### Description of the task
Using the listing below, extract each line that has the word "commands" in it.

Stored data:
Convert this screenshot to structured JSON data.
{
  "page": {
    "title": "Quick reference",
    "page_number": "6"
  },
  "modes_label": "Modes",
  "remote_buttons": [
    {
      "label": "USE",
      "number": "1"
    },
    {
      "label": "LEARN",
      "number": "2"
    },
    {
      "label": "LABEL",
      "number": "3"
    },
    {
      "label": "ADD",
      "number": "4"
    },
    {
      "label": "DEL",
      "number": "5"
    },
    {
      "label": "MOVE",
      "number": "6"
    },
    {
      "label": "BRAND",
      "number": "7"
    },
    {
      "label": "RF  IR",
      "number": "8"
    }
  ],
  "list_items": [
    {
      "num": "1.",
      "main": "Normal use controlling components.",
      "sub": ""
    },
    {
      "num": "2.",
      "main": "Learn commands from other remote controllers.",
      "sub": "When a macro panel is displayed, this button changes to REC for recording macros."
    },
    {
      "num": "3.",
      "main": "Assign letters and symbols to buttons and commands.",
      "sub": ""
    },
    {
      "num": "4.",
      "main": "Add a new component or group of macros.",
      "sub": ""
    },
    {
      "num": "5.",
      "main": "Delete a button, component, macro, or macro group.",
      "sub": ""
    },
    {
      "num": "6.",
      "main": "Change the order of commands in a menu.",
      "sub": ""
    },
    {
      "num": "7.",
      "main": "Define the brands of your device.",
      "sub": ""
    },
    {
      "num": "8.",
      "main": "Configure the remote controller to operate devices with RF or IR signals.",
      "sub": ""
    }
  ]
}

### The reply
      "main": "Learn commands from other remote controllers.",
      "main": "Assign letters and symbols to buttons and commands.",
      "main": "Change the order of commands in a menu.",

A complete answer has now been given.